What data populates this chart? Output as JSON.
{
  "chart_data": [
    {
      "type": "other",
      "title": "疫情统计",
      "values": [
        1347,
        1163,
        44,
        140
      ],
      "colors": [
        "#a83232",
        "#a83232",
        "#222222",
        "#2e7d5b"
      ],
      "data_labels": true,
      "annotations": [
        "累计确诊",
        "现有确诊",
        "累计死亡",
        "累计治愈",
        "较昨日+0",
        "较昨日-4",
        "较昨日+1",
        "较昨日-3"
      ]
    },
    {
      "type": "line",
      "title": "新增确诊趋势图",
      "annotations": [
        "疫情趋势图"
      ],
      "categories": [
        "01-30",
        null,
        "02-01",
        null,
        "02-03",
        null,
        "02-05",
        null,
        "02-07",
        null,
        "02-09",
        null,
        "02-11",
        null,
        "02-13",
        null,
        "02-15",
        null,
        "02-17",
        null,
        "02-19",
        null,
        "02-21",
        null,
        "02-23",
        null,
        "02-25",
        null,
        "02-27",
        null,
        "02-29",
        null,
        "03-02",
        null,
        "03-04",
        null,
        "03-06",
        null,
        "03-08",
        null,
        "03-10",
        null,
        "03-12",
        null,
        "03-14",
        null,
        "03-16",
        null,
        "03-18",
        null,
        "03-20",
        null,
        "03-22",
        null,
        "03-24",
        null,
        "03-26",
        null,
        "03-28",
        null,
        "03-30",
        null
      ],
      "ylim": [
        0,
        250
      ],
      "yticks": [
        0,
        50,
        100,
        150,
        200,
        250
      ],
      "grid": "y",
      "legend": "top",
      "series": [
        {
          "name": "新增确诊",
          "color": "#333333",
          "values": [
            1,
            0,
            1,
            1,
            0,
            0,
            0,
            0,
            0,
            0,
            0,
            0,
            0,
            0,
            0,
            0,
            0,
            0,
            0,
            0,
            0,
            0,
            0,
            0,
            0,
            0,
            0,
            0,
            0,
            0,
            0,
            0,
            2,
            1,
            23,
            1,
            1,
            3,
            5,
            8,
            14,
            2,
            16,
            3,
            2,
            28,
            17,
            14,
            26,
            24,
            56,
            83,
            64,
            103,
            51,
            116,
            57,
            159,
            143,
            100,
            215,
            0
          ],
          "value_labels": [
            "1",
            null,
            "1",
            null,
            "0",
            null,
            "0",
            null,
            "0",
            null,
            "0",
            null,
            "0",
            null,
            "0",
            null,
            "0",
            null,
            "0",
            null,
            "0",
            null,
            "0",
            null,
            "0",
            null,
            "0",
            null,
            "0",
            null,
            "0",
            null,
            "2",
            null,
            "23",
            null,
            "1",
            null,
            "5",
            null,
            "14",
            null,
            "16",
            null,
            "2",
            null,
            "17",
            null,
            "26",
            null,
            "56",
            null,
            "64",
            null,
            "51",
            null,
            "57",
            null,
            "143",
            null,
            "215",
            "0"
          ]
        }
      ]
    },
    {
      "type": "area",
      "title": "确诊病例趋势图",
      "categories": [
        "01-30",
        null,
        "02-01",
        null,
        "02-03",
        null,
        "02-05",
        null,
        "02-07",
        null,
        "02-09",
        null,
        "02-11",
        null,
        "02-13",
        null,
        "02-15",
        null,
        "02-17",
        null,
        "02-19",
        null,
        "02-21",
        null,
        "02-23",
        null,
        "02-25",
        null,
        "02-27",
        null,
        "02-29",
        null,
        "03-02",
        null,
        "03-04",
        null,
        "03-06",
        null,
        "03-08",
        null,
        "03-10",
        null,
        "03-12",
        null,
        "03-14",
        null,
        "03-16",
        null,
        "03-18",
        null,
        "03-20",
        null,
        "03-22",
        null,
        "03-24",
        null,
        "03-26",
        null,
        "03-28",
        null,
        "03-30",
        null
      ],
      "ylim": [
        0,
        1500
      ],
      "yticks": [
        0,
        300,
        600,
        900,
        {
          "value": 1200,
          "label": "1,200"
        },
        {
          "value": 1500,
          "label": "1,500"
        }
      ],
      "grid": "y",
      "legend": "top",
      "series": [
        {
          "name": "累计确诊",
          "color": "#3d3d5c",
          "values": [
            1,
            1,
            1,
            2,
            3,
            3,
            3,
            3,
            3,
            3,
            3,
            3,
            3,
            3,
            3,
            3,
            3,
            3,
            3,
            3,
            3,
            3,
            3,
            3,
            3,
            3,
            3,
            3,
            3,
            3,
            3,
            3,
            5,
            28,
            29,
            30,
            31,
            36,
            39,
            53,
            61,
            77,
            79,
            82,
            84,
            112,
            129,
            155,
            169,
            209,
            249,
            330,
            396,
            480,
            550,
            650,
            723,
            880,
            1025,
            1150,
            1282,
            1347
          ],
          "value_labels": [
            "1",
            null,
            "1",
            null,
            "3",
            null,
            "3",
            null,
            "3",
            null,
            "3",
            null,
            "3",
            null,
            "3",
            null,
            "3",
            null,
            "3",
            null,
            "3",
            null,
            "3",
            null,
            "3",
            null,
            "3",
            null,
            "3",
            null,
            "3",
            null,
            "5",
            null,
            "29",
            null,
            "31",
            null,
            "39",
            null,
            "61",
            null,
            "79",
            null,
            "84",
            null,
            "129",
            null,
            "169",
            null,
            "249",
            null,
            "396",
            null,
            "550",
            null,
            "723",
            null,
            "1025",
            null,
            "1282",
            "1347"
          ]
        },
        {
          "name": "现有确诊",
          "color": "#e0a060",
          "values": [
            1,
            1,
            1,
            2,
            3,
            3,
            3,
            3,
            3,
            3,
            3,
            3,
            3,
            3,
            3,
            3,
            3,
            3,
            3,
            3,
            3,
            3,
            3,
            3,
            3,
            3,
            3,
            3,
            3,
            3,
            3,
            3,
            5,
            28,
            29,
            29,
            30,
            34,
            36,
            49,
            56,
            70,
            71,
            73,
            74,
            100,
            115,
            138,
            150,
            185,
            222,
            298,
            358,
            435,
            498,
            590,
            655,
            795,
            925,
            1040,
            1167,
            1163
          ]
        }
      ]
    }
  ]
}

__________

Objective:
Take the entries above and transcribe them exactly.

Correct answer:
What data populates this chart? Output as JSON.
{
  "chart_data": [
    {
      "type": "other",
      "title": "疫情统计",
      "values": [
        1347,
        1163,
        44,
        140
      ],
      "colors": [
        "#a83232",
        "#a83232",
        "#222222",
        "#2e7d5b"
      ],
      "data_labels": true,
      "annotations": [
        "累计确诊",
        "现有确诊",
        "累计死亡",
        "累计治愈",
        "较昨日+0",
        "较昨日-4",
        "较昨日+1",
        "较昨日-3"
      ]
    },
    {
      "type": "line",
      "title": "新增确诊趋势图",
      "annotations": [
        "疫情趋势图"
      ],
      "categories": [
        "01-30",
        null,
        "02-01",
        null,
        "02-03",
        null,
        "02-05",
        null,
        "02-07",
        null,
        "02-09",
        null,
        "02-11",
        null,
        "02-13",
        null,
        "02-15",
        null,
        "02-17",
        null,
        "02-19",
        null,
        "02-21",
        null,
        "02-23",
        null,
        "02-25",
        null,
        "02-27",
        null,
        "02-29",
        null,
        "03-02",
        null,
        "03-04",
        null,
        "03-06",
        null,
        "03-08",
        null,
        "03-10",
        null,
        "03-12",
        null,
        "03-14",
        null,
        "03-16",
        null,
        "03-18",
        null,
        "03-20",
        null,
        "03-22",
        null,
        "03-24",
        null,
        "03-26",
        null,
        "03-28",
        null,
        "03-30",
        null
      ],
      "ylim": [
        0,
        250
      ],
      "yticks": [
        0,
        50,
        100,
        150,
        200,
        250
      ],
      "grid": "y",
      "legend": "top",
      "series": [
        {
          "name": "新增确诊",
          "color": "#333333",
          "values": [
            1,
            0,
            1,
            1,
            0,
            0,
            0,
            0,
            0,
            0,
            0,
            0,
            0,
            0,
            0,
            0,
            0,
            0,
            0,
            0,
            0,
            0,
            0,
            0,
            0,
            0,
            0,
            0,
            0,
            0,
            0,
            0,
            2,
            1,
            23,
            1,
            1,
            3,
            5,
            8,
            14,
            2,
            16,
            3,
            2,
            28,
            17,
            14,
            26,
            24,
            56,
            83,
            64,
            103,
            51,
            116,
            57,
            159,
            143,
            100,
            215,
            0
          ],
          "value_labels": [
            "1",
            null,
            "1",
            null,
            "0",
            null,
            "0",
            null,
            "0",
            null,
            "0",
            null,
            "0",
            null,
            "0",
            null,
            "0",
            null,
            "0",
            null,
            "0",
            null,
            "0",
            null,
            "0",
            null,
            "0",
            null,
            "0",
            null,
            "0",
            null,
            "2",
            null,
            "23",
            null,
            "1",
            null,
            "5",
            null,
            "14",
            null,
            "16",
            null,
            "2",
            null,
            "17",
            null,
            "26",
            null,
            "56",
            null,
            "64",
            null,
            "51",
            null,
            "57",
            null,
            "143",
            null,
            "215",
            "0"
          ]
        }
      ]
    },
    {
      "type": "area",
      "title": "确诊病例趋势图",
      "categories": [
        "01-30",
        null,
        "02-01",
        null,
        "02-03",
        null,
        "02-05",
        null,
        "02-07",
        null,
        "02-09",
        null,
        "02-11",
        null,
        "02-13",
        null,
        "02-15",
        null,
        "02-17",
        null,
        "02-19",
        null,
        "02-21",
        null,
        "02-23",
        null,
        "02-25",
        null,
        "02-27",
        null,
        "02-29",
        null,
        "03-02",
        null,
        "03-04",
        null,
        "03-06",
        null,
        "03-08",
        null,
        "03-10",
        null,
        "03-12",
        null,
        "03-14",
        null,
        "03-16",
        null,
        "03-18",
        null,
        "03-20",
        null,
        "03-22",
        null,
        "03-24",
        null,
        "03-26",
        null,
        "03-28",
        null,
        "03-30",
        null
      ],
      "ylim": [
        0,
        1500
      ],
      "yticks": [
        0,
        300,
        600,
        900,
        {
          "value": 1200,
          "label": "1,200"
        },
        {
          "value": 1500,
          "label": "1,500"
        }
      ],
      "grid": "y",
      "legend": "top",
      "series": [
        {
          "name": "累计确诊",
          "color": "#3d3d5c",
          "values": [
            1,
            1,
            1,
            2,
            3,
            3,
            3,
            3,
            3,
            3,
            3,
            3,
            3,
            3,
            3,
            3,
            3,
            3,
            3,
            3,
            3,
            3,
            3,
            3,
            3,
            3,
            3,
            3,
            3,
            3,
            3,
            3,
            5,
            28,
            29,
            30,
            31,
            36,
            39,
            53,
            61,
            77,
            79,
            82,
            84,
            112,
            129,
            155,
            169,
            209,
            249,
            330,
            396,
            480,
            550,
            650,
            723,
            880,
            1025,
            1150,
            1282,
            1347
          ],
          "value_labels": [
            "1",
            null,
            "1",
            null,
            "3",
            null,
            "3",
            null,
            "3",
            null,
            "3",
            null,
            "3",
            null,
            "3",
            null,
            "3",
            null,
            "3",
            null,
            "3",
            null,
            "3",
            null,
            "3",
            null,
            "3",
            null,
            "3",
            null,
            "3",
            null,
            "5",
            null,
            "29",
            null,
            "31",
            null,
            "39",
            null,
            "61",
            null,
            "79",
            null,
            "84",
            null,
            "129",
            null,
            "169",
            null,
            "249",
            null,
            "396",
            null,
            "550",
            null,
            "723",
            null,
            "1025",
            null,
            "1282",
            "1347"
          ]
        },
        {
          "name": "现有确诊",
          "color": "#e0a060",
          "values": [
            1,
            1,
            1,
            2,
            3,
            3,
            3,
            3,
            3,
            3,
            3,
            3,
            3,
            3,
            3,
            3,
            3,
            3,
            3,
            3,
            3,
            3,
            3,
            3,
            3,
            3,
            3,
            3,
            3,
            3,
            3,
            3,
            5,
            28,
            29,
            29,
            30,
            34,
            36,
            49,
            56,
            70,
            71,
            73,
            74,
            100,
            115,
            138,
            150,
            185,
            222,
            298,
            358,
            435,
            498,
            590,
            655,
            795,
            925,
            1040,
            1167,
            1163
          ]
        }
      ]
    }
  ]
}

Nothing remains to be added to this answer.